GOAL: Check every line of the entries below for the word "flag", and copy the ones that have it.

>> Start

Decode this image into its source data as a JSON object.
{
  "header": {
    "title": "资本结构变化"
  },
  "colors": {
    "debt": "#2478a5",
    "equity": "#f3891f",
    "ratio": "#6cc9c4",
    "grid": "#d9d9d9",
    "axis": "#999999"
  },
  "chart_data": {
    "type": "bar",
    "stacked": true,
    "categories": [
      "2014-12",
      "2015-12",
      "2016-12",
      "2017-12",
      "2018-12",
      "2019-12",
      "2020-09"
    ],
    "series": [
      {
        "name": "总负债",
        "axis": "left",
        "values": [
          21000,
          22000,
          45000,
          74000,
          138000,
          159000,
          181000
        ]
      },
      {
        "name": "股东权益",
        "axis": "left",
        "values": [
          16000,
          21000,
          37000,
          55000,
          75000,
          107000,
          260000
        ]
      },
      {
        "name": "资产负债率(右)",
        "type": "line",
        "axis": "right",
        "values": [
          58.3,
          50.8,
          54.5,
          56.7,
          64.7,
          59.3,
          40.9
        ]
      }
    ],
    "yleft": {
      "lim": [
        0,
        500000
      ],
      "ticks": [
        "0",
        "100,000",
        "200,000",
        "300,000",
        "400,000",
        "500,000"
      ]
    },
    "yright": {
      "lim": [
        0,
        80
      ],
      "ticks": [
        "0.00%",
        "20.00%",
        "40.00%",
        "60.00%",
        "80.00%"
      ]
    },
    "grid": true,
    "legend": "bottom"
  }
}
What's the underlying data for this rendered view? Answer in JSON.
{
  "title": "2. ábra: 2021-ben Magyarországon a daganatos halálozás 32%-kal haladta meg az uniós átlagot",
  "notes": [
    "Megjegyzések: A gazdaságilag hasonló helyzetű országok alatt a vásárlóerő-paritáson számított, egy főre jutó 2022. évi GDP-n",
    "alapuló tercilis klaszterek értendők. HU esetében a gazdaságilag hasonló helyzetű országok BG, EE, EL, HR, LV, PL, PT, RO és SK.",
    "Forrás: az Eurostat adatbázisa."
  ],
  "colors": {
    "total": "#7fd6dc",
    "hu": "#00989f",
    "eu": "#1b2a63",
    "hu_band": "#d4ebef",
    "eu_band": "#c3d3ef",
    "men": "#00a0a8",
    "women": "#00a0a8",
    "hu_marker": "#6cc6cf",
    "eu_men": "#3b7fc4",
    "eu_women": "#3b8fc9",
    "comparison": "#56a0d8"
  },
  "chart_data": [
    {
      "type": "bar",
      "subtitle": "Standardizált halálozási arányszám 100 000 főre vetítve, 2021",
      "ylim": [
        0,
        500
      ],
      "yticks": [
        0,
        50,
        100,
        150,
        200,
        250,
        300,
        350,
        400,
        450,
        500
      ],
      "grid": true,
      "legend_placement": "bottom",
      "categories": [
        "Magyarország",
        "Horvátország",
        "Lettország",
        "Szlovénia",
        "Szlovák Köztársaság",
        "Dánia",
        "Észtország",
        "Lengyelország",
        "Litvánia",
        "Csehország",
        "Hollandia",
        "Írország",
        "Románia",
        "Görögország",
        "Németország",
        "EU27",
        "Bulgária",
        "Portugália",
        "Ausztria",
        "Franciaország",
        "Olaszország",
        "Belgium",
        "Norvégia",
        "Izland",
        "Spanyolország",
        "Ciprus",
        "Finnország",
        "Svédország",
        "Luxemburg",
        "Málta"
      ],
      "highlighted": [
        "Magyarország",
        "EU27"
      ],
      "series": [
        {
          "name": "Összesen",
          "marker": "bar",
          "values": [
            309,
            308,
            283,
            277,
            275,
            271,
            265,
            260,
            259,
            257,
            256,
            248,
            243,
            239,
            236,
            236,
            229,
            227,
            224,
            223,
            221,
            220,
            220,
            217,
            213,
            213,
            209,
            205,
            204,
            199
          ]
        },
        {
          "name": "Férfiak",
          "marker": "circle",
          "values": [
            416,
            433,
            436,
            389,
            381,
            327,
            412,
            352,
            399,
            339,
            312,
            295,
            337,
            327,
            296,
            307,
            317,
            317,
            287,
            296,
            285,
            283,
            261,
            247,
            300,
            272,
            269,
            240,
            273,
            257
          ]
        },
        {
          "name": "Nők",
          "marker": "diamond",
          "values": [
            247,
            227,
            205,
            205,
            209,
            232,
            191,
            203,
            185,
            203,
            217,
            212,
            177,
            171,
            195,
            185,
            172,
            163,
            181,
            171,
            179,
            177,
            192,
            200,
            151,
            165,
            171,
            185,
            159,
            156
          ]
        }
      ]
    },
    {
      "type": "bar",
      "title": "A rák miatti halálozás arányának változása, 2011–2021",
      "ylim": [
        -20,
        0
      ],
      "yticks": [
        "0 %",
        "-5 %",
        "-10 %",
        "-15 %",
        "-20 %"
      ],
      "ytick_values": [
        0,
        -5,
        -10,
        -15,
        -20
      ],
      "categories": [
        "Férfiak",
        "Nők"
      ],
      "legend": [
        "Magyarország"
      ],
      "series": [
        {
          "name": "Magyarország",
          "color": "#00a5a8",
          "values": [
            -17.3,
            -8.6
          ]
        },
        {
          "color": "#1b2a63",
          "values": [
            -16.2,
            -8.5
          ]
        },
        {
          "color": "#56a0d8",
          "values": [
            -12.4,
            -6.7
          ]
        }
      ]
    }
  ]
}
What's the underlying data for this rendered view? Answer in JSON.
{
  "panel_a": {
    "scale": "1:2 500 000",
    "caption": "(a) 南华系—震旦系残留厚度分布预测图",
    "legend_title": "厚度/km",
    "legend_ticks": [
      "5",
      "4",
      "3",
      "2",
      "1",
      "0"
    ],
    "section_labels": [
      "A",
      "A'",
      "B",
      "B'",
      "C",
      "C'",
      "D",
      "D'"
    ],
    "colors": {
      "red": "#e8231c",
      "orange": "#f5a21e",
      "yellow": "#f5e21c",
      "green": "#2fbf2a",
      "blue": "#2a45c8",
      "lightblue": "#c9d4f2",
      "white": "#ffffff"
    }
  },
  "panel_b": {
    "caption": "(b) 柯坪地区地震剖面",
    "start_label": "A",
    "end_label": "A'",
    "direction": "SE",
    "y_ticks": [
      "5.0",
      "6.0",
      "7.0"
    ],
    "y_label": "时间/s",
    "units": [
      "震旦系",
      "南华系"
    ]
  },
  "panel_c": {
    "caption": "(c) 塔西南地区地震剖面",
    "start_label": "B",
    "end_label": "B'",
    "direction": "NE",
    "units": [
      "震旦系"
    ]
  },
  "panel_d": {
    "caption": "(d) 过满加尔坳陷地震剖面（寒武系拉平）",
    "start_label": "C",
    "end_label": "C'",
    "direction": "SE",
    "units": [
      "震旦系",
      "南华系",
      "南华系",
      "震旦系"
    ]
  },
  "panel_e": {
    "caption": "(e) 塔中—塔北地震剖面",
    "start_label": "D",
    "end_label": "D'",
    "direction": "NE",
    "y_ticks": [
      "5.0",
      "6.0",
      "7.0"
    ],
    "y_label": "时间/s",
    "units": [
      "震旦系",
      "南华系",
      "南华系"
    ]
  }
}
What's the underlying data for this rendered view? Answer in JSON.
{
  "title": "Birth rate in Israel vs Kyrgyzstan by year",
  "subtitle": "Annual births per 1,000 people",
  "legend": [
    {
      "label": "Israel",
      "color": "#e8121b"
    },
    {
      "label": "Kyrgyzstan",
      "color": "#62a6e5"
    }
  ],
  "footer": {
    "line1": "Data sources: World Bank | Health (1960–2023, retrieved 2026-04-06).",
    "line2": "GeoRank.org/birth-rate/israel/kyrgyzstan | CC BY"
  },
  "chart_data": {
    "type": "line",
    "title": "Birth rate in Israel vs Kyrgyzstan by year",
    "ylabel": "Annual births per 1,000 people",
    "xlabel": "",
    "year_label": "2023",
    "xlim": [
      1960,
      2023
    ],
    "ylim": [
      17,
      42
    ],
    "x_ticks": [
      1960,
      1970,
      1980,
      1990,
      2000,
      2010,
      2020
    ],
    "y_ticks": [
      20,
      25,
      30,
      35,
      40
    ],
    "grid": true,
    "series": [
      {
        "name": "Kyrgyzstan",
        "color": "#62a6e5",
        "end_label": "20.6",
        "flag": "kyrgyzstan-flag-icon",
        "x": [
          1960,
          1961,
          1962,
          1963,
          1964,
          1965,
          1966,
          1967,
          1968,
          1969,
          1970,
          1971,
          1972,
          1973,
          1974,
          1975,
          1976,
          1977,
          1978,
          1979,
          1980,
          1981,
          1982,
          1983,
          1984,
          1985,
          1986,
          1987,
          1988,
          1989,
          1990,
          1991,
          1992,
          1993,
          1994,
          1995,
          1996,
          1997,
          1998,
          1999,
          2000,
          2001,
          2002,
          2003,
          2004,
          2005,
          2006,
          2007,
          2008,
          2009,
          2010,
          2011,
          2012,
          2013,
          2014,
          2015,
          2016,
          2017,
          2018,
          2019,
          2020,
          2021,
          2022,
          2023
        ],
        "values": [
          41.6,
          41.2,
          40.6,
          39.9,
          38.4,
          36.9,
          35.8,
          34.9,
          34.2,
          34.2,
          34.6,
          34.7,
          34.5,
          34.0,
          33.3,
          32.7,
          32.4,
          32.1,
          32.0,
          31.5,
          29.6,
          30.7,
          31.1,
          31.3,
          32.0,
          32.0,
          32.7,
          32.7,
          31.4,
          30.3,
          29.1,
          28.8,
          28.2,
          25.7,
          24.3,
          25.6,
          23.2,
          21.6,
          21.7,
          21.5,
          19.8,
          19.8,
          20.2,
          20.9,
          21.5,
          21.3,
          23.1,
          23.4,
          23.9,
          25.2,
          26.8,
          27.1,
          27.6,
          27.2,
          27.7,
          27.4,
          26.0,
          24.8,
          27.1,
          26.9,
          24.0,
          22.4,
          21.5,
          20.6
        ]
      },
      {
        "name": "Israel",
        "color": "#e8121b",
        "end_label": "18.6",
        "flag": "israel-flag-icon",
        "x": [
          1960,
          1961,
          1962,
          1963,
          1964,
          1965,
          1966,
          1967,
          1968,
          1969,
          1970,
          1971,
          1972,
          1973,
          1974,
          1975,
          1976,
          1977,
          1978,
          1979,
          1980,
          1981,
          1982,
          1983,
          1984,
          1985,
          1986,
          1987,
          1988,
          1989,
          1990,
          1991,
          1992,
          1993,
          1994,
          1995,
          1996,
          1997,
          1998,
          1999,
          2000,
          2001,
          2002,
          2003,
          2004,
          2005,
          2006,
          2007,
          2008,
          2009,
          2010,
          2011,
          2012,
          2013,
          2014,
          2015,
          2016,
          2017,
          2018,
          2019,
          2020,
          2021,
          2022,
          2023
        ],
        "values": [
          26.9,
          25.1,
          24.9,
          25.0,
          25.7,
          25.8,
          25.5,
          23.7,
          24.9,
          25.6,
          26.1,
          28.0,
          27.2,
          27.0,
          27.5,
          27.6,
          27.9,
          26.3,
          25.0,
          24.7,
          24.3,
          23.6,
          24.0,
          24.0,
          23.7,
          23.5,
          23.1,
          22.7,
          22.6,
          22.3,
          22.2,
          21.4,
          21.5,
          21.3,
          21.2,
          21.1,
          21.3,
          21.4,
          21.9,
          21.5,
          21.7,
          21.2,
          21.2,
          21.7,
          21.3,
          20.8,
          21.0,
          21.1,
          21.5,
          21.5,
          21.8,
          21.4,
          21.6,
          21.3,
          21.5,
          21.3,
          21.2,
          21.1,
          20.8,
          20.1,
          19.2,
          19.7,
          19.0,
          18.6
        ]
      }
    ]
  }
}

>> End

RESPONSE BELOW:
        "flag": "kyrgyzstan-flag-icon",
        "flag": "israel-flag-icon",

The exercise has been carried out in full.